## Start RECORDS FOR THE TASK

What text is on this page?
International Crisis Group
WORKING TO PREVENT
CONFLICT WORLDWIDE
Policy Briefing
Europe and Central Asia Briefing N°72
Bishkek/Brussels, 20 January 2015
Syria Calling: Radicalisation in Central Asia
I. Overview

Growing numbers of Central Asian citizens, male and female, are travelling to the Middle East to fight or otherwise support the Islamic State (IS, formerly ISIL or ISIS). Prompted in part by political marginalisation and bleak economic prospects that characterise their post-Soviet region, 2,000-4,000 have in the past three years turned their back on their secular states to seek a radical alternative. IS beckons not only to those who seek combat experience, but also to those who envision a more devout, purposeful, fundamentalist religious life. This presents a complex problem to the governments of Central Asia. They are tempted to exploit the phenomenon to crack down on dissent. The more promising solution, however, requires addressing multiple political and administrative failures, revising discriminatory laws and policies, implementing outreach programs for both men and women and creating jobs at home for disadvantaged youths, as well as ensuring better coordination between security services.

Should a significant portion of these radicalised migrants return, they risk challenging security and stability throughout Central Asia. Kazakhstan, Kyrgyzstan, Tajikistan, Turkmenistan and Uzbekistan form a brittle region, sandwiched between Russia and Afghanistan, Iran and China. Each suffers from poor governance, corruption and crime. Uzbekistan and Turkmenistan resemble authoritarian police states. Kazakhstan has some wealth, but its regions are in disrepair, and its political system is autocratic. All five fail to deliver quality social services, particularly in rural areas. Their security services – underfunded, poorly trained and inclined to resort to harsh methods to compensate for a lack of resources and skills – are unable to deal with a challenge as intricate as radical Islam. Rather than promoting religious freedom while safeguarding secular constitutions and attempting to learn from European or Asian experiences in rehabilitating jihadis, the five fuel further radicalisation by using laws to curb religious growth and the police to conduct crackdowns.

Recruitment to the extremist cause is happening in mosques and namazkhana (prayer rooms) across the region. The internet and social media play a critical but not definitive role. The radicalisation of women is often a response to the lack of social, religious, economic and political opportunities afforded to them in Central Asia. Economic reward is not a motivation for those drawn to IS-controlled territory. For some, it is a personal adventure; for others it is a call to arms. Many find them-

## End RECORDS FOR THE TASK

REQUIRED TASK: Find the word "Briefing" in the entries above and gather every line that holds it.

REPLY TO THE TASK:
Policy Briefing
Europe and Central Asia Briefing N°72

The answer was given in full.